═══ Data provided
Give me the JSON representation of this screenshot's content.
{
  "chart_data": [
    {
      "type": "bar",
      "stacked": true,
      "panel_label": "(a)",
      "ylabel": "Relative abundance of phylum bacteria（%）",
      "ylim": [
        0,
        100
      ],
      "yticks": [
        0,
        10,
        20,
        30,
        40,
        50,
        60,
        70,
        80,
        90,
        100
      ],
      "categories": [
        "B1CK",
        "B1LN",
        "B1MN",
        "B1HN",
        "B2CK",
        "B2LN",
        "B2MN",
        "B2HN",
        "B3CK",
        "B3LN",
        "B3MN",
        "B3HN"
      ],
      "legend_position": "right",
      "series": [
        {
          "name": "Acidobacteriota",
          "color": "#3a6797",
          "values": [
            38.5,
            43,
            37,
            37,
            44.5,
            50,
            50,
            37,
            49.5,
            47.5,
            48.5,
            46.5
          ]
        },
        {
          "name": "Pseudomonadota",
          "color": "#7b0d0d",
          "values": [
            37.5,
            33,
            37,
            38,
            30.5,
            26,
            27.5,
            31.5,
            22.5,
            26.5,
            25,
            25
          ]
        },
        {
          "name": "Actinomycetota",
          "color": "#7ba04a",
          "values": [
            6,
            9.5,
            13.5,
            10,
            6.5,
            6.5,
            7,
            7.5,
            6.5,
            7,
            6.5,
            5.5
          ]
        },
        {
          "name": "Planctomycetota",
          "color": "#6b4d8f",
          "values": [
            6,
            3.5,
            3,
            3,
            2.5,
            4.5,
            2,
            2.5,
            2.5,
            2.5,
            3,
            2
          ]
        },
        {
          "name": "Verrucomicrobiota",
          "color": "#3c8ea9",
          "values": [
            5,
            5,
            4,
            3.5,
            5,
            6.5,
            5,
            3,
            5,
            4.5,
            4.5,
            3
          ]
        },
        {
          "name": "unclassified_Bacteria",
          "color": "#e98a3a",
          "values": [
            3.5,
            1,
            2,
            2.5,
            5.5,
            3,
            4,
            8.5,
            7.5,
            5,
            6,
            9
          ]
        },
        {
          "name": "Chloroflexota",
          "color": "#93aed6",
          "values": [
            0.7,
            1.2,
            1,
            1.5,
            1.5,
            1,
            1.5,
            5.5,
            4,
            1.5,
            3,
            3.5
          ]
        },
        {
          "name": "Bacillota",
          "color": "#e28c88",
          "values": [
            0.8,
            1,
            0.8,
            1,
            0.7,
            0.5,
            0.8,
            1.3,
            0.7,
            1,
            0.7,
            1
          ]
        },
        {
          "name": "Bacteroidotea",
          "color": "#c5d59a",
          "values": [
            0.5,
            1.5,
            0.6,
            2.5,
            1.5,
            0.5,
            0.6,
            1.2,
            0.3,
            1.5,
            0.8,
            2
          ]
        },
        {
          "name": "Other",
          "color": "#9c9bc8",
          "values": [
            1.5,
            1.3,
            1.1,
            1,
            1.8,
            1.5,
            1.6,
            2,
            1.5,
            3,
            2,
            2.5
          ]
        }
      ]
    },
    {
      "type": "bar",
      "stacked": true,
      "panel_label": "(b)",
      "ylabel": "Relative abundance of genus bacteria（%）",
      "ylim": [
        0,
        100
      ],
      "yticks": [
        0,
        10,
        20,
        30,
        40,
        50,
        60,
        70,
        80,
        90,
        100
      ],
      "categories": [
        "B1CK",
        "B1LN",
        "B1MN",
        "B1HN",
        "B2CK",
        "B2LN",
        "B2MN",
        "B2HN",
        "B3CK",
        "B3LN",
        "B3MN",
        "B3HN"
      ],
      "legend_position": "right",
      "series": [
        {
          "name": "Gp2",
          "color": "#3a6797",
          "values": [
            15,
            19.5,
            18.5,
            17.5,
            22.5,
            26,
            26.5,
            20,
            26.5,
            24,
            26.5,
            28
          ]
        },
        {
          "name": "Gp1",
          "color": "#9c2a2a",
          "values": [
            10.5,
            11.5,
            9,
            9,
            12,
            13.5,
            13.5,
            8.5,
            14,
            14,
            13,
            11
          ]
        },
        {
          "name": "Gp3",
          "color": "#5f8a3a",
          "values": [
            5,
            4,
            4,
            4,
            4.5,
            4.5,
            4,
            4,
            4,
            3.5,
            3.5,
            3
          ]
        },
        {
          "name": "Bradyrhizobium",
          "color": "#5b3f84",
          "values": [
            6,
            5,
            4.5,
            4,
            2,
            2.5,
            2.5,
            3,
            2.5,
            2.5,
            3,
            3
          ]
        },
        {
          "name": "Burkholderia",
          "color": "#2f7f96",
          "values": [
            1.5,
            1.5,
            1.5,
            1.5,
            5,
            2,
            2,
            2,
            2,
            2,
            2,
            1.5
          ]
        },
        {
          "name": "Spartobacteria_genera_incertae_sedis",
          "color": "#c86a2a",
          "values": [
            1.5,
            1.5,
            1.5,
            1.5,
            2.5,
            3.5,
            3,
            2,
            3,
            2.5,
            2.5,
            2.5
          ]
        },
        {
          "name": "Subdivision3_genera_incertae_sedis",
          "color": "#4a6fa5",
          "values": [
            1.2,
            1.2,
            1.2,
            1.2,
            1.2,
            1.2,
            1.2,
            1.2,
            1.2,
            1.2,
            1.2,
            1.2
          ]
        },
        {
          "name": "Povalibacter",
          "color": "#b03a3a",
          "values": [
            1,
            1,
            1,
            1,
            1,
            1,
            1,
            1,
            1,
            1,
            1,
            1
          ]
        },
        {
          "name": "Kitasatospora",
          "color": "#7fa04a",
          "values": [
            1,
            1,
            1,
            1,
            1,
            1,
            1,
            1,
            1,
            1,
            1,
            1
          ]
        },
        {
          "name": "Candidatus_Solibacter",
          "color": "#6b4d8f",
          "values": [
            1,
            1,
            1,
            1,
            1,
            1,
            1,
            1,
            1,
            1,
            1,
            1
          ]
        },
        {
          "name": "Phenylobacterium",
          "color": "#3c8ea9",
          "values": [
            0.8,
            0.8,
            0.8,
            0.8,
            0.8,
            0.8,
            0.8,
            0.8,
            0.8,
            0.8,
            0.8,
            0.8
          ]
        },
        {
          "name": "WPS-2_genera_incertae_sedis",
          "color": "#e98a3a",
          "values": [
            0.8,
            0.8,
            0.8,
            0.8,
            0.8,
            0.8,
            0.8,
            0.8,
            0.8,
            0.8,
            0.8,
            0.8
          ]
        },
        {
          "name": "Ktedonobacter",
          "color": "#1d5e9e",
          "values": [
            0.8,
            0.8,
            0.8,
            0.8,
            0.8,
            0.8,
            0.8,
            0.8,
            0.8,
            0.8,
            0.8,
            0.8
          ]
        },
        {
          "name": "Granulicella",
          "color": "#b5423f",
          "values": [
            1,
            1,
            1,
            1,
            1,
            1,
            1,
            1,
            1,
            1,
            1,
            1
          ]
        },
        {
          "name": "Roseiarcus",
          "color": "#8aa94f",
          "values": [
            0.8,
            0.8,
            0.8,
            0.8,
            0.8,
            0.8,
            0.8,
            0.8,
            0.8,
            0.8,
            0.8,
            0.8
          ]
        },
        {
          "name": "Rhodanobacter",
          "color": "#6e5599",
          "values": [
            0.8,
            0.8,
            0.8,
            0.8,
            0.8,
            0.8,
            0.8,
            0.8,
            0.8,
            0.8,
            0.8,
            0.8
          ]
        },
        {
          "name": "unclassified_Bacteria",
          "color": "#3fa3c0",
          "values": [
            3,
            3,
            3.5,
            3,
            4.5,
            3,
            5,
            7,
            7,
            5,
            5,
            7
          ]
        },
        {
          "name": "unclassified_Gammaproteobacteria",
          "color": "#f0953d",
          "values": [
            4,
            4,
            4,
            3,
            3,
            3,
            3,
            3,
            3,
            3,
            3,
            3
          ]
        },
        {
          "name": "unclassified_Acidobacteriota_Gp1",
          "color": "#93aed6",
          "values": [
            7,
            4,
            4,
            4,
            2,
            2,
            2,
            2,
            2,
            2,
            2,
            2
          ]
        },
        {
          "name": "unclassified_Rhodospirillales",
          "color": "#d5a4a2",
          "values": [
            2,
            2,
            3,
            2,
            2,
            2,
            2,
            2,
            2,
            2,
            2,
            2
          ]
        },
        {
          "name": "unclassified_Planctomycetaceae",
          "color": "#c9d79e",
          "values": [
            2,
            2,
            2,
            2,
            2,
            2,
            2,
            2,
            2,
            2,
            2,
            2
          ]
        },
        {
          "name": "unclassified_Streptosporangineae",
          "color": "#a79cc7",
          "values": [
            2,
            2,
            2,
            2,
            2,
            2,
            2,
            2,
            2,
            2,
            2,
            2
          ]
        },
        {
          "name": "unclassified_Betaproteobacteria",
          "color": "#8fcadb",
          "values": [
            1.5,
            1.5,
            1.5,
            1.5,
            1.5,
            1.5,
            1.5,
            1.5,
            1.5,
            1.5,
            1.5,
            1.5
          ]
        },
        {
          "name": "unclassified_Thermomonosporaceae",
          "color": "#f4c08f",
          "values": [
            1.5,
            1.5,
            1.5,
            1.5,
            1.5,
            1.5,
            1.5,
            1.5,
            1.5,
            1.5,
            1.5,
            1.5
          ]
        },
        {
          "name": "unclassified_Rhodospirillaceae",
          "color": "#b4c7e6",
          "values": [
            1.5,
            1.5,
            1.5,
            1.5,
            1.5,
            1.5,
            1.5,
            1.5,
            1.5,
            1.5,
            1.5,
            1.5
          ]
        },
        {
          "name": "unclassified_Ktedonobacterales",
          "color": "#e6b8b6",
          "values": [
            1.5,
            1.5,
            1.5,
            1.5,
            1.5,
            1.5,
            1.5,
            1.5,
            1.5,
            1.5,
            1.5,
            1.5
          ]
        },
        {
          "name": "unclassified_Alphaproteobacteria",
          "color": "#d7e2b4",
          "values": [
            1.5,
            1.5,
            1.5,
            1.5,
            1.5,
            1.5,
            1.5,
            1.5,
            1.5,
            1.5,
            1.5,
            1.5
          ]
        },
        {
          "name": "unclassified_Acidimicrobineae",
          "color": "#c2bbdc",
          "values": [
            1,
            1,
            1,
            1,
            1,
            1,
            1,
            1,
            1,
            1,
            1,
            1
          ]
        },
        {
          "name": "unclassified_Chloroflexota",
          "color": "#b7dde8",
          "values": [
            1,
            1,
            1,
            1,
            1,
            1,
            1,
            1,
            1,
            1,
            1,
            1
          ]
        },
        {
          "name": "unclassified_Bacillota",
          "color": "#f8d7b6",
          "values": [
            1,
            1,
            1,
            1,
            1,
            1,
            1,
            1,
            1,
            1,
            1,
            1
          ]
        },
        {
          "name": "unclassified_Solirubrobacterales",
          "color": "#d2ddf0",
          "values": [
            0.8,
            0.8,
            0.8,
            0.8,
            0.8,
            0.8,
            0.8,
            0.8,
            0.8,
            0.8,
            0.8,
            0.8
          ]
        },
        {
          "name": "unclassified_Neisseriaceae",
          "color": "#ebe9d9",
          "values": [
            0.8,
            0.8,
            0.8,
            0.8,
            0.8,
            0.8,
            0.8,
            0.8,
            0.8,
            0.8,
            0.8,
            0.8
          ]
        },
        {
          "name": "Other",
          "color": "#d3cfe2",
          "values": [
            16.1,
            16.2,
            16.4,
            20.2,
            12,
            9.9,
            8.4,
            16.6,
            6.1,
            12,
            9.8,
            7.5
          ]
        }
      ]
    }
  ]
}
══════
The only acceptable answer is a number: how many lines in the data above hold the word "ylabel".

= Expected answer =
2